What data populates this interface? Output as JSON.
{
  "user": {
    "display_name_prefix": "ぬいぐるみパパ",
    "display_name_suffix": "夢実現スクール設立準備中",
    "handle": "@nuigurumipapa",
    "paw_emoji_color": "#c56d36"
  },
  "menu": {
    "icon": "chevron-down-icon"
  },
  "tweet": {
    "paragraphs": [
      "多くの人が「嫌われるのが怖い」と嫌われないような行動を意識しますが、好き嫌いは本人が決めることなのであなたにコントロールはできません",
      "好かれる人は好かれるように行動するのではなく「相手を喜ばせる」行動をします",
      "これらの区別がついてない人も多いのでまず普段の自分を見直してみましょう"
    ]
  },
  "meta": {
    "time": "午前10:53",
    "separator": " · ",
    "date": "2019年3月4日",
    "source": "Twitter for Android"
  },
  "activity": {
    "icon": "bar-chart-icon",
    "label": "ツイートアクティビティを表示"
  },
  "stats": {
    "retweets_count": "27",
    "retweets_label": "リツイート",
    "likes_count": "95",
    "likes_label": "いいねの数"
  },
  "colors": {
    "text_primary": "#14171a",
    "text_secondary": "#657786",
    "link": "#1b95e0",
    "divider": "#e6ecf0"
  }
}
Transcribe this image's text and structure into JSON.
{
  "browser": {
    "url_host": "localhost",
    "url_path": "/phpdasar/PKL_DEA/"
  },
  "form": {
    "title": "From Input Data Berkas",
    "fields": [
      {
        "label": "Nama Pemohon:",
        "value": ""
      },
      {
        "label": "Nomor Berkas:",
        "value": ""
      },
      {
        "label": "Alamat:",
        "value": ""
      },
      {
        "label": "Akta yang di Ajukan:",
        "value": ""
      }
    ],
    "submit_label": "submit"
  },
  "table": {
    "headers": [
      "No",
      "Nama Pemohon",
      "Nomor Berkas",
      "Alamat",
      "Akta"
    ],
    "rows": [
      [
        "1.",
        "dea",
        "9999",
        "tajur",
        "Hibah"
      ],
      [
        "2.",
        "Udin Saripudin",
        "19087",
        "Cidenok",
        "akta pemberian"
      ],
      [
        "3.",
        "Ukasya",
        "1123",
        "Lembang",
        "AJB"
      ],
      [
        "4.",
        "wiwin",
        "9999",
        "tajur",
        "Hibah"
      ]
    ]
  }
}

● **WHAT NEEDS TO BE DONE**
Transcribe the records above exactly as they appear.

● **EXERCISE RESPONSE**
What data populates this interface? Output as JSON.
{
  "user": {
    "display_name_prefix": "ぬいぐるみパパ",
    "display_name_suffix": "夢実現スクール設立準備中",
    "handle": "@nuigurumipapa",
    "paw_emoji_color": "#c56d36"
  },
  "menu": {
    "icon": "chevron-down-icon"
  },
  "tweet": {
    "paragraphs": [
      "多くの人が「嫌われるのが怖い」と嫌われないような行動を意識しますが、好き嫌いは本人が決めることなのであなたにコントロールはできません",
      "好かれる人は好かれるように行動するのではなく「相手を喜ばせる」行動をします",
      "これらの区別がついてない人も多いのでまず普段の自分を見直してみましょう"
    ]
  },
  "meta": {
    "time": "午前10:53",
    "separator": " · ",
    "date": "2019年3月4日",
    "source": "Twitter for Android"
  },
  "activity": {
    "icon": "bar-chart-icon",
    "label": "ツイートアクティビティを表示"
  },
  "stats": {
    "retweets_count": "27",
    "retweets_label": "リツイート",
    "likes_count": "95",
    "likes_label": "いいねの数"
  },
  "colors": {
    "text_primary": "#14171a",
    "text_secondary": "#657786",
    "link": "#1b95e0",
    "divider": "#e6ecf0"
  }
}
Transcribe this image's text and structure into JSON.
{
  "browser": {
    "url_host": "localhost",
    "url_path": "/phpdasar/PKL_DEA/"
  },
  "form": {
    "title": "From Input Data Berkas",
    "fields": [
      {
        "label": "Nama Pemohon:",
        "value": ""
      },
      {
        "label": "Nomor Berkas:",
        "value": ""
      },
      {
        "label": "Alamat:",
        "value": ""
      },
      {
        "label": "Akta yang di Ajukan:",
        "value": ""
      }
    ],
    "submit_label": "submit"
  },
  "table": {
    "headers": [
      "No",
      "Nama Pemohon",
      "Nomor Berkas",
      "Alamat",
      "Akta"
    ],
    "rows": [
      [
        "1.",
        "dea",
        "9999",
        "tajur",
        "Hibah"
      ],
      [
        "2.",
        "Udin Saripudin",
        "19087",
        "Cidenok",
        "akta pemberian"
      ],
      [
        "3.",
        "Ukasya",
        "1123",
        "Lembang",
        "AJB"
      ],
      [
        "4.",
        "wiwin",
        "9999",
        "tajur",
        "Hibah"
      ]
    ]
  }
}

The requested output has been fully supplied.